= EXERCISE =
Write out the whole listing, matching it exactly.

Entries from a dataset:
****************************************
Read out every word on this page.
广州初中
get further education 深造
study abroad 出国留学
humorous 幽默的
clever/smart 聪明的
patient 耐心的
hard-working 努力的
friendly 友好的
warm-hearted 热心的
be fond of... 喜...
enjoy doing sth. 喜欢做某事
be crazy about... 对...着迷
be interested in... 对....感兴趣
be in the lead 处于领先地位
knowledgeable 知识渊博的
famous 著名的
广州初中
****************************************
= SOLVED EXERCISE =
Read out every word on this page.
广州初中
get further education 深造
study abroad 出国留学
humorous 幽默的
clever/smart 聪明的
patient 耐心的
hard-working 努力的
friendly 友好的
warm-hearted 热心的
be fond of... 喜...
enjoy doing sth. 喜欢做某事
be crazy about... 对...着迷
be interested in... 对....感兴趣
be in the lead 处于领先地位
knowledgeable 知识渊博的
famous 著名的
广州初中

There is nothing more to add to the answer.